# Start of GIVEN ENTRIES
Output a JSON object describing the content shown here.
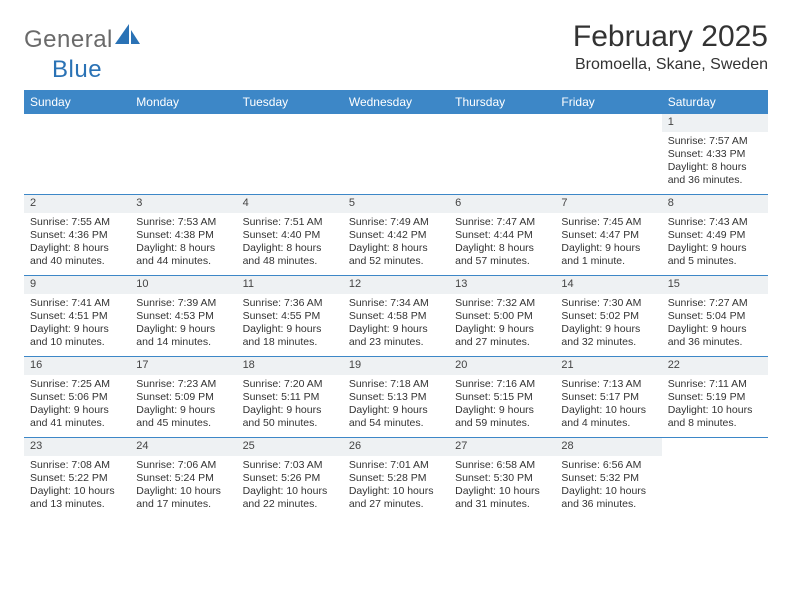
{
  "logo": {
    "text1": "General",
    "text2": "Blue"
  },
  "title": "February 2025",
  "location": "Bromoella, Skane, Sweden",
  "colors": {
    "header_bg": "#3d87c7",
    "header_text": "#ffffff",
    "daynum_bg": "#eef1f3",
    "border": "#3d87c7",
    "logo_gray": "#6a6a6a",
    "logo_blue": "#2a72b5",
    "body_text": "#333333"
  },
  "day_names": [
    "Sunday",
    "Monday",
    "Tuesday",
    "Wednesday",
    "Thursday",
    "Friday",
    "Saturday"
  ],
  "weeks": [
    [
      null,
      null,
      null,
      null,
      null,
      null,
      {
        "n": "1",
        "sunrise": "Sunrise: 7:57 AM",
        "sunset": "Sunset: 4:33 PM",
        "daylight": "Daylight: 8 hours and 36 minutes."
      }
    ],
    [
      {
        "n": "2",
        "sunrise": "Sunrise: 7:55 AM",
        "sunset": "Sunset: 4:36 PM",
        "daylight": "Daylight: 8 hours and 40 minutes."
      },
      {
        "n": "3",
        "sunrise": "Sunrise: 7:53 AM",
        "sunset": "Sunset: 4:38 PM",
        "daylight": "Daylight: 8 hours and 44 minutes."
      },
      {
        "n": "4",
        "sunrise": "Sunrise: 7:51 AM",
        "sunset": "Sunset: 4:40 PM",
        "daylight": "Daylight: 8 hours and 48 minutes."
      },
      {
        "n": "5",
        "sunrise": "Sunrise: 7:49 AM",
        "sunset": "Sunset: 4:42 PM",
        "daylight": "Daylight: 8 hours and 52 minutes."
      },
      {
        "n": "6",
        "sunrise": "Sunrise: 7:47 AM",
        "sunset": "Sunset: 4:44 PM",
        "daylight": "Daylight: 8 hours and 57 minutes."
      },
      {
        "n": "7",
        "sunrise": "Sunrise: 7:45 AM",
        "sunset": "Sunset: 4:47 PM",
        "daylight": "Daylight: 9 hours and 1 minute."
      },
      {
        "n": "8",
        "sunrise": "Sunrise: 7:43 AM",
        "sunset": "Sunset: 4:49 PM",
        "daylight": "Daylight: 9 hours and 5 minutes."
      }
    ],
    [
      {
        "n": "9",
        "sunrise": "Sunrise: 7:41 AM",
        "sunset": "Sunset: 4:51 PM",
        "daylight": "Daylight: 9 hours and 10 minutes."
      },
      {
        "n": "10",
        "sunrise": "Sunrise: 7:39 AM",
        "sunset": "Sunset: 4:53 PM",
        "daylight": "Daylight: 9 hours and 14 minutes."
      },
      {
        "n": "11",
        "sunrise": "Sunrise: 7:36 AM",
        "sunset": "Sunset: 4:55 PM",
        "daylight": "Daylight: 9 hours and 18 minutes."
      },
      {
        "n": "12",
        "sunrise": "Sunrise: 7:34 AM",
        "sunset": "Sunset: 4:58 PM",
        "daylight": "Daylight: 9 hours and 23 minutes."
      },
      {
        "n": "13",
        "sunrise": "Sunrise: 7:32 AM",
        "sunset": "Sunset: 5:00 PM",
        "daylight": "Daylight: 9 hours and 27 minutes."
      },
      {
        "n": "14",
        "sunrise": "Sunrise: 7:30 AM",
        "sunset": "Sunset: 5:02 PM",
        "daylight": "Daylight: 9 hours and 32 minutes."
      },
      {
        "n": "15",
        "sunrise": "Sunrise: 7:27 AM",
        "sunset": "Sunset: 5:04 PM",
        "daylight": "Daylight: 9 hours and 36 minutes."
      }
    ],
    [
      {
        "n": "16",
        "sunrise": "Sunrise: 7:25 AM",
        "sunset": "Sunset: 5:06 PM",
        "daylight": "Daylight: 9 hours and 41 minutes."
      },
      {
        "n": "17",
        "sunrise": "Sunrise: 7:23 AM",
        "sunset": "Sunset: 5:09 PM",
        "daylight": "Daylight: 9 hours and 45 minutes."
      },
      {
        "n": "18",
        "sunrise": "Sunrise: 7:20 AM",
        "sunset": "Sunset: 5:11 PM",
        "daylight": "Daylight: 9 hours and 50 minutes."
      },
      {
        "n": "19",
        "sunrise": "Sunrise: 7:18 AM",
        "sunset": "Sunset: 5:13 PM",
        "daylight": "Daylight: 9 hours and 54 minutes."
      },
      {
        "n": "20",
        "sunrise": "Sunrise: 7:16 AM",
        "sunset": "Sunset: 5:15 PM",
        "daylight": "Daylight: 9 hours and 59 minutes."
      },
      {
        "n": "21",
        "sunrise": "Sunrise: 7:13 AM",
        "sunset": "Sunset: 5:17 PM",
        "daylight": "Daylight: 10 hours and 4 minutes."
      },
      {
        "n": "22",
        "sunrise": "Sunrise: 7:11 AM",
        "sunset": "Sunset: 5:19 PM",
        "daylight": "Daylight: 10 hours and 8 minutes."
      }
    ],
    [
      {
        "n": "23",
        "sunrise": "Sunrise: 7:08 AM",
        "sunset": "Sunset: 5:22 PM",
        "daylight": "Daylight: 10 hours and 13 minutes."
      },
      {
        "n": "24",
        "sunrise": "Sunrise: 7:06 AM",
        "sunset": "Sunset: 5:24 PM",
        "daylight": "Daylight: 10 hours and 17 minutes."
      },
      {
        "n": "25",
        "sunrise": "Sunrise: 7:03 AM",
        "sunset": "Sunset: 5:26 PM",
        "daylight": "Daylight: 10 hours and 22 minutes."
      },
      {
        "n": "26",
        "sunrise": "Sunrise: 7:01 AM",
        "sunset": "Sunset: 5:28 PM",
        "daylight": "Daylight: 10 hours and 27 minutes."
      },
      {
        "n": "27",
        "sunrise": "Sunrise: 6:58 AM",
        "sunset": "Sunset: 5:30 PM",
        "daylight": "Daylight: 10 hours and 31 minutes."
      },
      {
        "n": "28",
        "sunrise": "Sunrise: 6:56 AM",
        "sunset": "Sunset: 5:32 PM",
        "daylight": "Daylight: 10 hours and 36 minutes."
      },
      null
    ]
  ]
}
# End of GIVEN ENTRIES
# Start of GIVEN ENTRIES
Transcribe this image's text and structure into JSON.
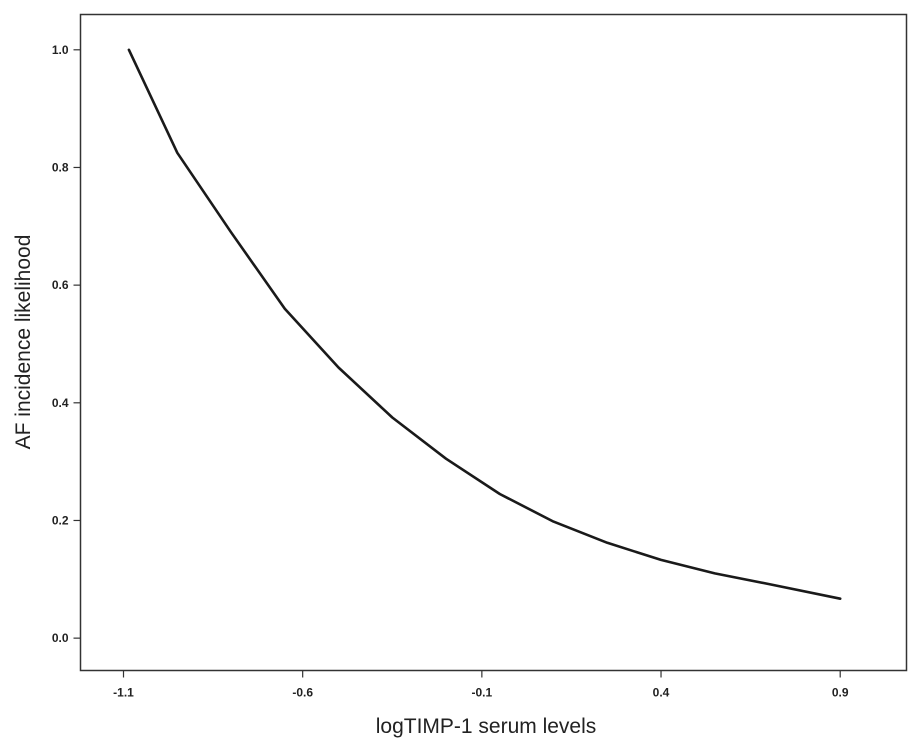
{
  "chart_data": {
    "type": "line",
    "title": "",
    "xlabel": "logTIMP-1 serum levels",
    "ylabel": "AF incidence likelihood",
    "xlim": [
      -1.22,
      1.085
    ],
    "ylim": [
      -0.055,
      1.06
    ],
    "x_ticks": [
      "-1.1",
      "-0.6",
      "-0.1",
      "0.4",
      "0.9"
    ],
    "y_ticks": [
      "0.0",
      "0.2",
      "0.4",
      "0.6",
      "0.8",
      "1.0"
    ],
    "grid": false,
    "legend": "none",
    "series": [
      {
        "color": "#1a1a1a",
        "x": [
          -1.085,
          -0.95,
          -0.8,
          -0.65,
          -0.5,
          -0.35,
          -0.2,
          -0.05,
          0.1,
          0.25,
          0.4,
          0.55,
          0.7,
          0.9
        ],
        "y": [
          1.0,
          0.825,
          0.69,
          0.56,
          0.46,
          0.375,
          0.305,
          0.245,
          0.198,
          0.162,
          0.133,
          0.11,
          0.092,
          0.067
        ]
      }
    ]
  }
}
# End of GIVEN ENTRIES
# Start of GIVEN ENTRIES
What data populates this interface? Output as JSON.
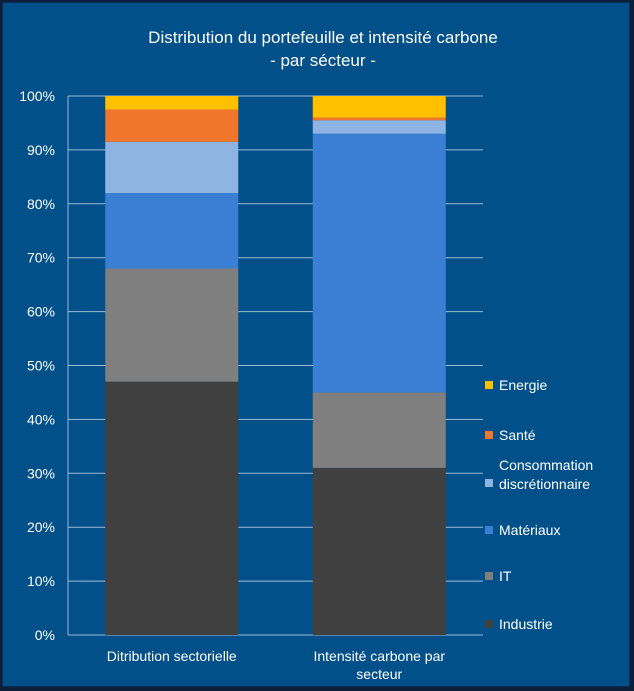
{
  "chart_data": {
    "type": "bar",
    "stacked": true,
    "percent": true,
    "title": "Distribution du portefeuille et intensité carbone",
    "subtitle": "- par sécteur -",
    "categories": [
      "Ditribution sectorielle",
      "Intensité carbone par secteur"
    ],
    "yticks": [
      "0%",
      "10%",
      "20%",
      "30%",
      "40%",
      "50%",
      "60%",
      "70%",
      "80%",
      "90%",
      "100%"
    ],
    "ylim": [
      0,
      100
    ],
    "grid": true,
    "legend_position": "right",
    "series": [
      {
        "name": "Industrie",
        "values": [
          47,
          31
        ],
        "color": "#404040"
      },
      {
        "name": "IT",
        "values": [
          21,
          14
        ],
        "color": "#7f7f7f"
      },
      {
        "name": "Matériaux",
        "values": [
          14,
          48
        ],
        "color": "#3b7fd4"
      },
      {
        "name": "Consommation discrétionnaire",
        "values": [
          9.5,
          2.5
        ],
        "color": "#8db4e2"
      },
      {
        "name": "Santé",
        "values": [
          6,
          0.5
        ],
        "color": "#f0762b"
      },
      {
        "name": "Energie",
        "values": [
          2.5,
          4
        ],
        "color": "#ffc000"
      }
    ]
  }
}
# End of GIVEN ENTRIES
→ DIRECTION:
Establish how many lines of the material above hold the word "JSON". Nothing but the count should be returned.

→ FULL RESPONSE:
3